(TASK DIRECTIONS)
Rewrite every line of the material below, replacing "table-row" with "data-row" throughout and leaving everything else unchanged. Omit the pictures from your answer.

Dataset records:
++++++
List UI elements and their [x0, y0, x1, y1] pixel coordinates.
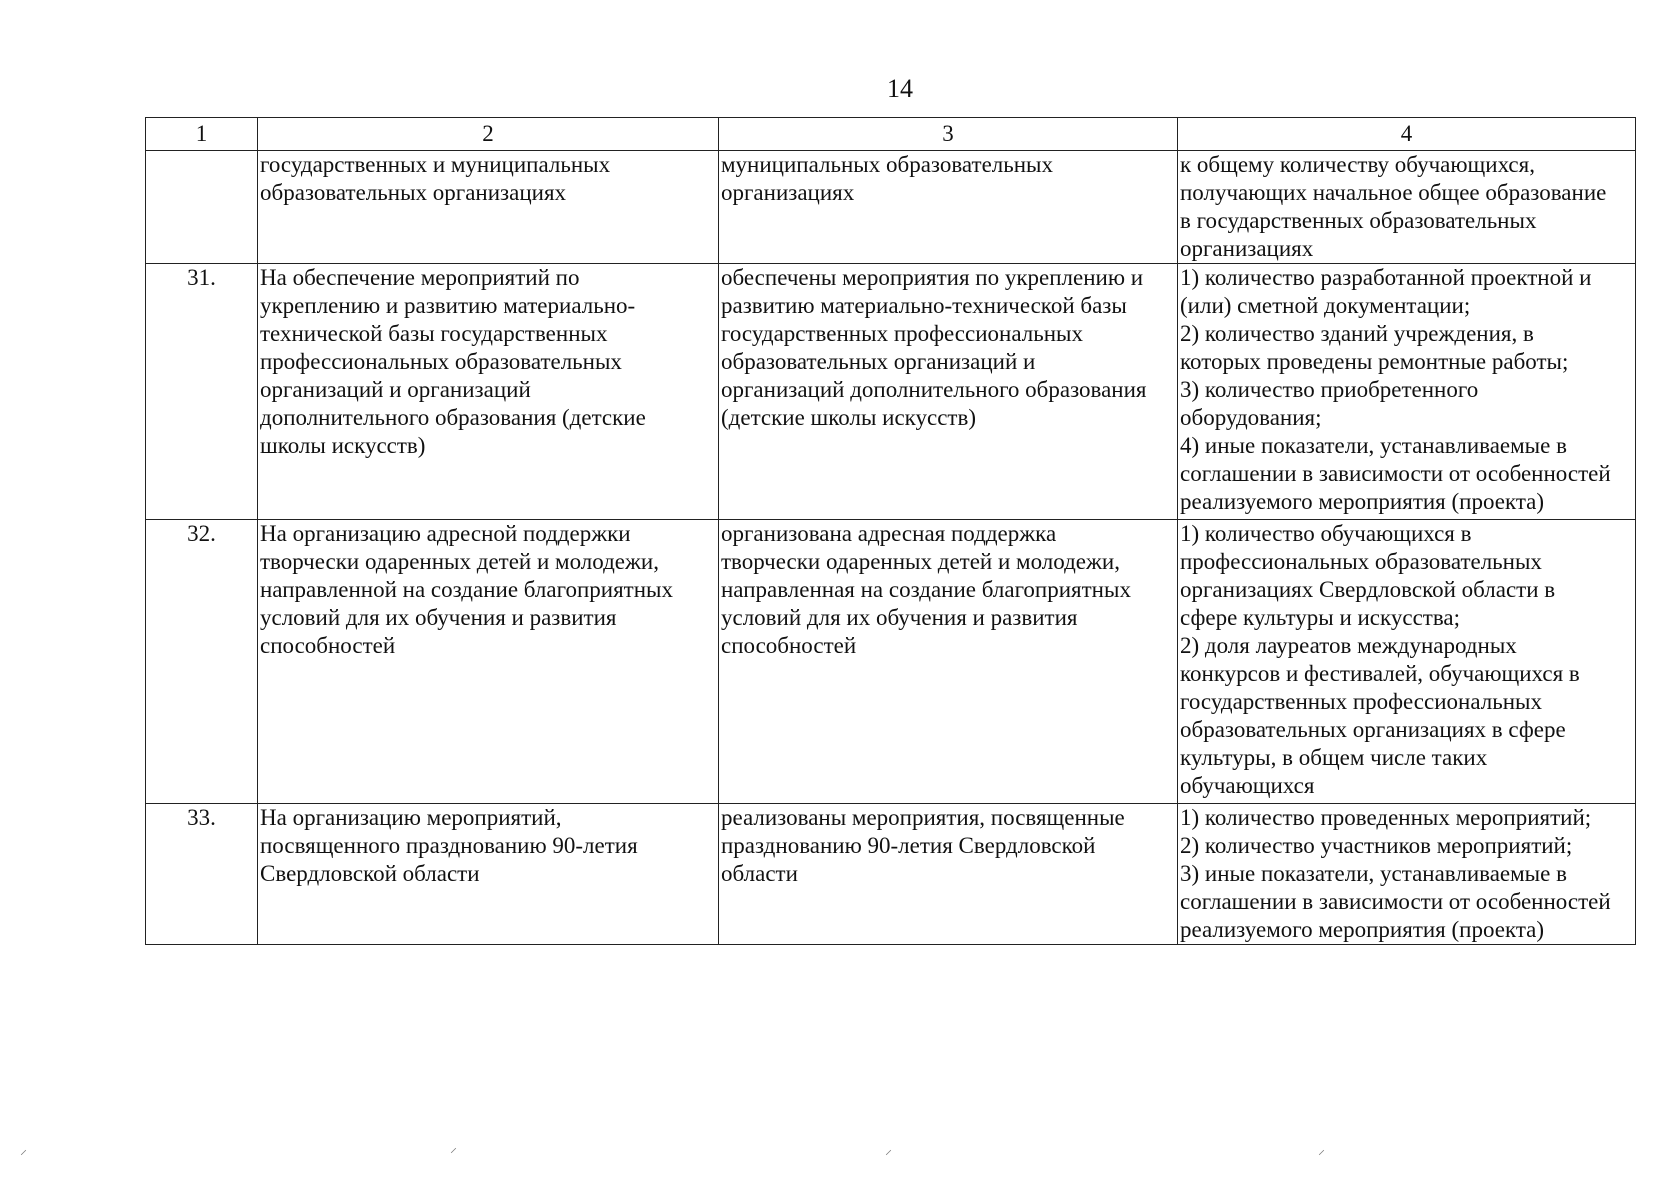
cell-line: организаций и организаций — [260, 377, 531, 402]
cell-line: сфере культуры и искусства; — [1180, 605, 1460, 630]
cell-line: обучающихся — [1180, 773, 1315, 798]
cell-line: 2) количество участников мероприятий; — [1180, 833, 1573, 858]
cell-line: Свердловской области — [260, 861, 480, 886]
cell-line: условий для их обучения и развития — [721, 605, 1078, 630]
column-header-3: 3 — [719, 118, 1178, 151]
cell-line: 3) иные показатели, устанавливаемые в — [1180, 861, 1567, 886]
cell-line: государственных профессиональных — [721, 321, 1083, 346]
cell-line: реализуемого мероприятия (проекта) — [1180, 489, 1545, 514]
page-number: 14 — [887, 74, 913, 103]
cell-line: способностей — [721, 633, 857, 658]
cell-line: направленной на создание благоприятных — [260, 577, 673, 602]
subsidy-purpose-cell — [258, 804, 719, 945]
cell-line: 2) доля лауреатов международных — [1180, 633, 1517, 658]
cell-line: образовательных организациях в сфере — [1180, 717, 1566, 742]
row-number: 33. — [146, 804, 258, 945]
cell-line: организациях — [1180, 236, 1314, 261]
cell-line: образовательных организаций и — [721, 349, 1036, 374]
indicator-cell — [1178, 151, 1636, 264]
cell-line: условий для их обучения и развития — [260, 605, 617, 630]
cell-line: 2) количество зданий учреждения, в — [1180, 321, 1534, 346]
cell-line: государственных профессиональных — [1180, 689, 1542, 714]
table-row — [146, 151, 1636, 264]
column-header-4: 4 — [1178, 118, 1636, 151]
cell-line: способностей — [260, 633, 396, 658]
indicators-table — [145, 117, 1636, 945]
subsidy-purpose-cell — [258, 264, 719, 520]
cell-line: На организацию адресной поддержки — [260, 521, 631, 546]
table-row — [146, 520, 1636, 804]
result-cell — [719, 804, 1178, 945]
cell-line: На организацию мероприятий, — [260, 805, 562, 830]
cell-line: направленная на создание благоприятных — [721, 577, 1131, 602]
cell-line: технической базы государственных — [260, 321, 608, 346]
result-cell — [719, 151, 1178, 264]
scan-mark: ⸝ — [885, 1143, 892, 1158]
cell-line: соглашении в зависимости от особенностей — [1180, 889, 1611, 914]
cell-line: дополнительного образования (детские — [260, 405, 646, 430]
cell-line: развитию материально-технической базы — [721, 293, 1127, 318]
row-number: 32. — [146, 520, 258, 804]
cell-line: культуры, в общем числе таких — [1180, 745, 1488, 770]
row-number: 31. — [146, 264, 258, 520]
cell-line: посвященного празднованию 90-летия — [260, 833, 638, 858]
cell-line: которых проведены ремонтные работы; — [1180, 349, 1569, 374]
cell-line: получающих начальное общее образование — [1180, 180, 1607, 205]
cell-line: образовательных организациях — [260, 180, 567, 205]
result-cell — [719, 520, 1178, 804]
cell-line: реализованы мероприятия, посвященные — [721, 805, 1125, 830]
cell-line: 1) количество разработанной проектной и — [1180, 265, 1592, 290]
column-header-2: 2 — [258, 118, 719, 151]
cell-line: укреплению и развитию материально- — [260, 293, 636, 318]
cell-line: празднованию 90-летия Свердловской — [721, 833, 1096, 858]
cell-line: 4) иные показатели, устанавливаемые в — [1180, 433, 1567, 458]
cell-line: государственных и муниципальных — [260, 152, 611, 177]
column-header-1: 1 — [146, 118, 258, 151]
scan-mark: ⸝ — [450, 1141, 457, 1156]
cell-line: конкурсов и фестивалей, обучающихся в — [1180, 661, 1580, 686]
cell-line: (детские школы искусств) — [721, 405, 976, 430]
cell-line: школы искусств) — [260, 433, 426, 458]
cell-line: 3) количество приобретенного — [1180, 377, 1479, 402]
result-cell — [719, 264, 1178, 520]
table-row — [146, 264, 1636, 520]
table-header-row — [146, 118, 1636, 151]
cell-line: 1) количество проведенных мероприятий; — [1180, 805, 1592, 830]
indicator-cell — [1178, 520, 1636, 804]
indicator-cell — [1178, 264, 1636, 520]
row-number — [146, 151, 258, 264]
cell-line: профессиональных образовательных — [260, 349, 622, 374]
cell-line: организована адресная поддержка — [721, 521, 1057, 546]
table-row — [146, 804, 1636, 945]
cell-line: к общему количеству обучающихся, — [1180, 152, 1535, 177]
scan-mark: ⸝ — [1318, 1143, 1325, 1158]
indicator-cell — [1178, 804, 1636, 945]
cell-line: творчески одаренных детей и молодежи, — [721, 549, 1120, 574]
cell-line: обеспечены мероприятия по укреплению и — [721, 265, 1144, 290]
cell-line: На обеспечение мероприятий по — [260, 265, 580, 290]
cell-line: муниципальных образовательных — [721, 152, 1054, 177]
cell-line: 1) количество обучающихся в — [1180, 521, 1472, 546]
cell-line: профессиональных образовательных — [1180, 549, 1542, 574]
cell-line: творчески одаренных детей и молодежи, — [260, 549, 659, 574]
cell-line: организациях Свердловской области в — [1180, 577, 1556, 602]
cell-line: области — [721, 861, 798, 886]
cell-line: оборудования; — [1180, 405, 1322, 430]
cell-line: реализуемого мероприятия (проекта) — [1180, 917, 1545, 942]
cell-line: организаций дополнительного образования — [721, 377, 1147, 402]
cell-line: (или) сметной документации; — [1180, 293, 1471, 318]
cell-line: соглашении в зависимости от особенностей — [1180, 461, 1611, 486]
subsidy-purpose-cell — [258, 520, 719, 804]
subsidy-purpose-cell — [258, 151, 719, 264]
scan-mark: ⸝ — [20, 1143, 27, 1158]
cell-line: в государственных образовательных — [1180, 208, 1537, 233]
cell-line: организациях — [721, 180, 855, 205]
++++++
(SOLUTION)
List UI elements and their [x0, y0, x1, y1] pixel coordinates.
cell-line: организаций и организаций — [260, 377, 531, 402]
cell-line: сфере культуры и искусства; — [1180, 605, 1460, 630]
cell-line: обучающихся — [1180, 773, 1315, 798]
cell-line: 2) количество участников мероприятий; — [1180, 833, 1573, 858]
cell-line: Свердловской области — [260, 861, 480, 886]
cell-line: условий для их обучения и развития — [721, 605, 1078, 630]
column-header-3: 3 — [719, 118, 1178, 151]
cell-line: 3) иные показатели, устанавливаемые в — [1180, 861, 1567, 886]
cell-line: государственных профессиональных — [721, 321, 1083, 346]
cell-line: реализуемого мероприятия (проекта) — [1180, 489, 1545, 514]
page-number: 14 — [887, 74, 913, 103]
cell-line: способностей — [721, 633, 857, 658]
cell-line: направленной на создание благоприятных — [260, 577, 673, 602]
subsidy-purpose-cell — [258, 804, 719, 945]
cell-line: 2) доля лауреатов международных — [1180, 633, 1517, 658]
cell-line: образовательных организациях в сфере — [1180, 717, 1566, 742]
row-number: 33. — [146, 804, 258, 945]
cell-line: организациях — [1180, 236, 1314, 261]
cell-line: образовательных организаций и — [721, 349, 1036, 374]
indicator-cell — [1178, 151, 1636, 264]
cell-line: условий для их обучения и развития — [260, 605, 617, 630]
cell-line: 2) количество зданий учреждения, в — [1180, 321, 1534, 346]
cell-line: государственных профессиональных — [1180, 689, 1542, 714]
data-row — [146, 151, 1636, 264]
column-header-4: 4 — [1178, 118, 1636, 151]
cell-line: способностей — [260, 633, 396, 658]
indicators-table — [145, 117, 1636, 945]
subsidy-purpose-cell — [258, 264, 719, 520]
cell-line: На организацию адресной поддержки — [260, 521, 631, 546]
data-row — [146, 520, 1636, 804]
result-cell — [719, 804, 1178, 945]
cell-line: На организацию мероприятий, — [260, 805, 562, 830]
cell-line: направленная на создание благоприятных — [721, 577, 1131, 602]
cell-line: технической базы государственных — [260, 321, 608, 346]
result-cell — [719, 151, 1178, 264]
scan-mark: ⸝ — [885, 1143, 892, 1158]
cell-line: соглашении в зависимости от особенностей — [1180, 889, 1611, 914]
cell-line: дополнительного образования (детские — [260, 405, 646, 430]
cell-line: развитию материально-технической базы — [721, 293, 1127, 318]
row-number: 32. — [146, 520, 258, 804]
cell-line: культуры, в общем числе таких — [1180, 745, 1488, 770]
row-number: 31. — [146, 264, 258, 520]
cell-line: посвященного празднованию 90-летия — [260, 833, 638, 858]
cell-line: которых проведены ремонтные работы; — [1180, 349, 1569, 374]
cell-line: получающих начальное общее образование — [1180, 180, 1607, 205]
cell-line: образовательных организациях — [260, 180, 567, 205]
result-cell — [719, 520, 1178, 804]
cell-line: реализованы мероприятия, посвященные — [721, 805, 1125, 830]
cell-line: 1) количество разработанной проектной и — [1180, 265, 1592, 290]
column-header-2: 2 — [258, 118, 719, 151]
cell-line: укреплению и развитию материально- — [260, 293, 636, 318]
cell-line: празднованию 90-летия Свердловской — [721, 833, 1096, 858]
cell-line: 4) иные показатели, устанавливаемые в — [1180, 433, 1567, 458]
cell-line: государственных и муниципальных — [260, 152, 611, 177]
column-header-1: 1 — [146, 118, 258, 151]
scan-mark: ⸝ — [450, 1141, 457, 1156]
cell-line: конкурсов и фестивалей, обучающихся в — [1180, 661, 1580, 686]
cell-line: (детские школы искусств) — [721, 405, 976, 430]
cell-line: школы искусств) — [260, 433, 426, 458]
cell-line: 3) количество приобретенного — [1180, 377, 1479, 402]
result-cell — [719, 264, 1178, 520]
data-row — [146, 264, 1636, 520]
table-header-row — [146, 118, 1636, 151]
cell-line: 1) количество проведенных мероприятий; — [1180, 805, 1592, 830]
indicator-cell — [1178, 520, 1636, 804]
indicator-cell — [1178, 264, 1636, 520]
row-number — [146, 151, 258, 264]
cell-line: профессиональных образовательных — [260, 349, 622, 374]
cell-line: организована адресная поддержка — [721, 521, 1057, 546]
data-row — [146, 804, 1636, 945]
cell-line: к общему количеству обучающихся, — [1180, 152, 1535, 177]
scan-mark: ⸝ — [1318, 1143, 1325, 1158]
indicator-cell — [1178, 804, 1636, 945]
cell-line: творчески одаренных детей и молодежи, — [721, 549, 1120, 574]
cell-line: обеспечены мероприятия по укреплению и — [721, 265, 1144, 290]
cell-line: На обеспечение мероприятий по — [260, 265, 580, 290]
cell-line: муниципальных образовательных — [721, 152, 1054, 177]
cell-line: 1) количество обучающихся в — [1180, 521, 1472, 546]
cell-line: профессиональных образовательных — [1180, 549, 1542, 574]
cell-line: творчески одаренных детей и молодежи, — [260, 549, 659, 574]
cell-line: организациях Свердловской области в — [1180, 577, 1556, 602]
cell-line: области — [721, 861, 798, 886]
cell-line: оборудования; — [1180, 405, 1322, 430]
cell-line: реализуемого мероприятия (проекта) — [1180, 917, 1545, 942]
cell-line: организаций дополнительного образования — [721, 377, 1147, 402]
cell-line: (или) сметной документации; — [1180, 293, 1471, 318]
cell-line: соглашении в зависимости от особенностей — [1180, 461, 1611, 486]
subsidy-purpose-cell — [258, 520, 719, 804]
subsidy-purpose-cell — [258, 151, 719, 264]
scan-mark: ⸝ — [20, 1143, 27, 1158]
cell-line: в государственных образовательных — [1180, 208, 1537, 233]
cell-line: организациях — [721, 180, 855, 205]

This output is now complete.